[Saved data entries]
══════

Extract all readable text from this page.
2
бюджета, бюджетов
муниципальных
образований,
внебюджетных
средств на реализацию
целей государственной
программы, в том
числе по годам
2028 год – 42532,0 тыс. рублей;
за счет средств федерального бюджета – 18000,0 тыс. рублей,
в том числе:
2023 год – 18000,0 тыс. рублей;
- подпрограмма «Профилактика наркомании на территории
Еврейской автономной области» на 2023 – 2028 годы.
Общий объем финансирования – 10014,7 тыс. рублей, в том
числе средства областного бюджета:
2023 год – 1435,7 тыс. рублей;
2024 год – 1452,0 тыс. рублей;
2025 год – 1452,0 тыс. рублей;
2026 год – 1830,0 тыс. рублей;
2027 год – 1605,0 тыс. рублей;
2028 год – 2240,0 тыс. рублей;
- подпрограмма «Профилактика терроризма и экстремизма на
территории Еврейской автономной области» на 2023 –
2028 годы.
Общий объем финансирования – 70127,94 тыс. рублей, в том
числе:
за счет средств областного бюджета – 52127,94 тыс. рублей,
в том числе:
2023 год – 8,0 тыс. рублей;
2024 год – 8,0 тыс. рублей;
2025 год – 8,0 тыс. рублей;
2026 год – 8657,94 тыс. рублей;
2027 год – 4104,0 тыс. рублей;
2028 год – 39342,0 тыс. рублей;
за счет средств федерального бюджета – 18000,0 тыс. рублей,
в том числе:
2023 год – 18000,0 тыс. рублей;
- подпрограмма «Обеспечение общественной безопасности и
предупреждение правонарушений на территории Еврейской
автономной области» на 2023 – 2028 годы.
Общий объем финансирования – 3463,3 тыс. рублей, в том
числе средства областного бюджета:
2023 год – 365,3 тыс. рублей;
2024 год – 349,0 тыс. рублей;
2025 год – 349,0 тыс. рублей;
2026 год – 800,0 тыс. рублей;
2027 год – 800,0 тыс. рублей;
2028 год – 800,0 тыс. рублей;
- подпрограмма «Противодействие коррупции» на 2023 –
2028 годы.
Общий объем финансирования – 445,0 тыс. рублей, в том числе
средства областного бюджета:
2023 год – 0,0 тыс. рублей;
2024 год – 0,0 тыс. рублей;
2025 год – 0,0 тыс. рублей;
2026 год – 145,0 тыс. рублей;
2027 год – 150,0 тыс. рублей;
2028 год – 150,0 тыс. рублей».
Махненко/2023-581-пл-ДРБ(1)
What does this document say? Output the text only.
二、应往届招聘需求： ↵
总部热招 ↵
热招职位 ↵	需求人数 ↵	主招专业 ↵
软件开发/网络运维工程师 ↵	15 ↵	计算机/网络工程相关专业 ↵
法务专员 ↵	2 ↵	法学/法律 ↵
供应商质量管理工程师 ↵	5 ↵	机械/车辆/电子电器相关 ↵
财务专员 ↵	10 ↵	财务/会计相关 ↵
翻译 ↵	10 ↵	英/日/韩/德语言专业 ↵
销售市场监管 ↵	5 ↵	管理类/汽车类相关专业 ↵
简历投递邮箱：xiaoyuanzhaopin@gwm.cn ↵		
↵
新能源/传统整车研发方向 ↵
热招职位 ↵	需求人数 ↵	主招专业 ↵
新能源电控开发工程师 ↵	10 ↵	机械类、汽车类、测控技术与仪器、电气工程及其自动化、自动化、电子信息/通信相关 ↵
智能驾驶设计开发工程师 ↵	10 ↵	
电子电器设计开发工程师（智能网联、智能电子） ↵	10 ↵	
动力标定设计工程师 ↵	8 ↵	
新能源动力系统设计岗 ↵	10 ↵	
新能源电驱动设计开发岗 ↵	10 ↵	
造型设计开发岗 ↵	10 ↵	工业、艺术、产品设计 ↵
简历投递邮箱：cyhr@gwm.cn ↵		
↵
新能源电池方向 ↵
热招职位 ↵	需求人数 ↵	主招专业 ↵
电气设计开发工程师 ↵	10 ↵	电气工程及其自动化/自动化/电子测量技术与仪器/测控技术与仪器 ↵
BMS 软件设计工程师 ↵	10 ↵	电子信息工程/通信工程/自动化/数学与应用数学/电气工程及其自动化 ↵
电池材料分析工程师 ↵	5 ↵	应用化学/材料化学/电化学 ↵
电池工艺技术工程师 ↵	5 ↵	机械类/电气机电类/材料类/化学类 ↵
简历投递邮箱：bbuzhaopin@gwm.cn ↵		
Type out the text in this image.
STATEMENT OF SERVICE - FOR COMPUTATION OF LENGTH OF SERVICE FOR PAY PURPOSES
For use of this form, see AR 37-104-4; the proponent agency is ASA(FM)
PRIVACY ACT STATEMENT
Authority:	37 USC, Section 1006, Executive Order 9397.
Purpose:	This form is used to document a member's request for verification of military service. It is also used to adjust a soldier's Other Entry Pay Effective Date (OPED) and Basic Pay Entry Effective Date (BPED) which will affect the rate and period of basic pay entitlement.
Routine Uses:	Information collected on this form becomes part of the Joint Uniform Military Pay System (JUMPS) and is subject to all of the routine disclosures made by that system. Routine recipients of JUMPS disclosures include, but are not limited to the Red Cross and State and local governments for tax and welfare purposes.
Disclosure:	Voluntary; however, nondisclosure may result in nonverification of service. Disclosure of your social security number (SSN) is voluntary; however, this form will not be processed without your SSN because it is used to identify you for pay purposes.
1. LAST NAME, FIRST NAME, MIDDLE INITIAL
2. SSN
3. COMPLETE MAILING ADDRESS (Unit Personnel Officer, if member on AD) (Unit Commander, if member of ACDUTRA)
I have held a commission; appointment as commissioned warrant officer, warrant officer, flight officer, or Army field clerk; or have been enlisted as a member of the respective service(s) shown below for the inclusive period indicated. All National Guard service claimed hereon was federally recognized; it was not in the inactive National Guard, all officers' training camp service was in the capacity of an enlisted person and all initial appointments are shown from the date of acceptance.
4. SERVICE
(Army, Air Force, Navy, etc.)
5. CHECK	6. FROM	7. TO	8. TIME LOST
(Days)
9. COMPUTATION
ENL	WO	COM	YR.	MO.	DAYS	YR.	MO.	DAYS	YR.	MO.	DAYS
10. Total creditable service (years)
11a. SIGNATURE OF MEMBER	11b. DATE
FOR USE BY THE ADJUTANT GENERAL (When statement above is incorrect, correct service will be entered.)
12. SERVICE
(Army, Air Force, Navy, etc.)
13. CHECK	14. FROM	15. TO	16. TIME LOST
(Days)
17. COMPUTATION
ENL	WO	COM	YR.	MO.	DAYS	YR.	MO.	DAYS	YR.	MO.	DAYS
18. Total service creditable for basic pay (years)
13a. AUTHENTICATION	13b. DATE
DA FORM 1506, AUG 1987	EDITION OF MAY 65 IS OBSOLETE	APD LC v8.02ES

══════

### [TASK REQUIREMENTS]
Output the listing above without altering a single character.

### [RESPONSE TO THE TASK]
Extract all readable text from this page.
2
бюджета, бюджетов
муниципальных
образований,
внебюджетных
средств на реализацию
целей государственной
программы, в том
числе по годам
2028 год – 42532,0 тыс. рублей;
за счет средств федерального бюджета – 18000,0 тыс. рублей,
в том числе:
2023 год – 18000,0 тыс. рублей;
- подпрограмма «Профилактика наркомании на территории
Еврейской автономной области» на 2023 – 2028 годы.
Общий объем финансирования – 10014,7 тыс. рублей, в том
числе средства областного бюджета:
2023 год – 1435,7 тыс. рублей;
2024 год – 1452,0 тыс. рублей;
2025 год – 1452,0 тыс. рублей;
2026 год – 1830,0 тыс. рублей;
2027 год – 1605,0 тыс. рублей;
2028 год – 2240,0 тыс. рублей;
- подпрограмма «Профилактика терроризма и экстремизма на
территории Еврейской автономной области» на 2023 –
2028 годы.
Общий объем финансирования – 70127,94 тыс. рублей, в том
числе:
за счет средств областного бюджета – 52127,94 тыс. рублей,
в том числе:
2023 год – 8,0 тыс. рублей;
2024 год – 8,0 тыс. рублей;
2025 год – 8,0 тыс. рублей;
2026 год – 8657,94 тыс. рублей;
2027 год – 4104,0 тыс. рублей;
2028 год – 39342,0 тыс. рублей;
за счет средств федерального бюджета – 18000,0 тыс. рублей,
в том числе:
2023 год – 18000,0 тыс. рублей;
- подпрограмма «Обеспечение общественной безопасности и
предупреждение правонарушений на территории Еврейской
автономной области» на 2023 – 2028 годы.
Общий объем финансирования – 3463,3 тыс. рублей, в том
числе средства областного бюджета:
2023 год – 365,3 тыс. рублей;
2024 год – 349,0 тыс. рублей;
2025 год – 349,0 тыс. рублей;
2026 год – 800,0 тыс. рублей;
2027 год – 800,0 тыс. рублей;
2028 год – 800,0 тыс. рублей;
- подпрограмма «Противодействие коррупции» на 2023 –
2028 годы.
Общий объем финансирования – 445,0 тыс. рублей, в том числе
средства областного бюджета:
2023 год – 0,0 тыс. рублей;
2024 год – 0,0 тыс. рублей;
2025 год – 0,0 тыс. рублей;
2026 год – 145,0 тыс. рублей;
2027 год – 150,0 тыс. рублей;
2028 год – 150,0 тыс. рублей».
Махненко/2023-581-пл-ДРБ(1)
What does this document say? Output the text only.
二、应往届招聘需求： ↵
总部热招 ↵
热招职位 ↵	需求人数 ↵	主招专业 ↵
软件开发/网络运维工程师 ↵	15 ↵	计算机/网络工程相关专业 ↵
法务专员 ↵	2 ↵	法学/法律 ↵
供应商质量管理工程师 ↵	5 ↵	机械/车辆/电子电器相关 ↵
财务专员 ↵	10 ↵	财务/会计相关 ↵
翻译 ↵	10 ↵	英/日/韩/德语言专业 ↵
销售市场监管 ↵	5 ↵	管理类/汽车类相关专业 ↵
简历投递邮箱：xiaoyuanzhaopin@gwm.cn ↵		
↵
新能源/传统整车研发方向 ↵
热招职位 ↵	需求人数 ↵	主招专业 ↵
新能源电控开发工程师 ↵	10 ↵	机械类、汽车类、测控技术与仪器、电气工程及其自动化、自动化、电子信息/通信相关 ↵
智能驾驶设计开发工程师 ↵	10 ↵	
电子电器设计开发工程师（智能网联、智能电子） ↵	10 ↵	
动力标定设计工程师 ↵	8 ↵	
新能源动力系统设计岗 ↵	10 ↵	
新能源电驱动设计开发岗 ↵	10 ↵	
造型设计开发岗 ↵	10 ↵	工业、艺术、产品设计 ↵
简历投递邮箱：cyhr@gwm.cn ↵		
↵
新能源电池方向 ↵
热招职位 ↵	需求人数 ↵	主招专业 ↵
电气设计开发工程师 ↵	10 ↵	电气工程及其自动化/自动化/电子测量技术与仪器/测控技术与仪器 ↵
BMS 软件设计工程师 ↵	10 ↵	电子信息工程/通信工程/自动化/数学与应用数学/电气工程及其自动化 ↵
电池材料分析工程师 ↵	5 ↵	应用化学/材料化学/电化学 ↵
电池工艺技术工程师 ↵	5 ↵	机械类/电气机电类/材料类/化学类 ↵
简历投递邮箱：bbuzhaopin@gwm.cn ↵		
Type out the text in this image.
STATEMENT OF SERVICE - FOR COMPUTATION OF LENGTH OF SERVICE FOR PAY PURPOSES
For use of this form, see AR 37-104-4; the proponent agency is ASA(FM)
PRIVACY ACT STATEMENT
Authority:	37 USC, Section 1006, Executive Order 9397.
Purpose:	This form is used to document a member's request for verification of military service. It is also used to adjust a soldier's Other Entry Pay Effective Date (OPED) and Basic Pay Entry Effective Date (BPED) which will affect the rate and period of basic pay entitlement.
Routine Uses:	Information collected on this form becomes part of the Joint Uniform Military Pay System (JUMPS) and is subject to all of the routine disclosures made by that system. Routine recipients of JUMPS disclosures include, but are not limited to the Red Cross and State and local governments for tax and welfare purposes.
Disclosure:	Voluntary; however, nondisclosure may result in nonverification of service. Disclosure of your social security number (SSN) is voluntary; however, this form will not be processed without your SSN because it is used to identify you for pay purposes.
1. LAST NAME, FIRST NAME, MIDDLE INITIAL
2. SSN
3. COMPLETE MAILING ADDRESS (Unit Personnel Officer, if member on AD) (Unit Commander, if member of ACDUTRA)
I have held a commission; appointment as commissioned warrant officer, warrant officer, flight officer, or Army field clerk; or have been enlisted as a member of the respective service(s) shown below for the inclusive period indicated. All National Guard service claimed hereon was federally recognized; it was not in the inactive National Guard, all officers' training camp service was in the capacity of an enlisted person and all initial appointments are shown from the date of acceptance.
4. SERVICE
(Army, Air Force, Navy, etc.)
5. CHECK	6. FROM	7. TO	8. TIME LOST
(Days)
9. COMPUTATION
ENL	WO	COM	YR.	MO.	DAYS	YR.	MO.	DAYS	YR.	MO.	DAYS
10. Total creditable service (years)
11a. SIGNATURE OF MEMBER	11b. DATE
FOR USE BY THE ADJUTANT GENERAL (When statement above is incorrect, correct service will be entered.)
12. SERVICE
(Army, Air Force, Navy, etc.)
13. CHECK	14. FROM	15. TO	16. TIME LOST
(Days)
17. COMPUTATION
ENL	WO	COM	YR.	MO.	DAYS	YR.	MO.	DAYS	YR.	MO.	DAYS
18. Total service creditable for basic pay (years)
13a. AUTHENTICATION	13b. DATE
DA FORM 1506, AUG 1987	EDITION OF MAY 65 IS OBSOLETE	APD LC v8.02ES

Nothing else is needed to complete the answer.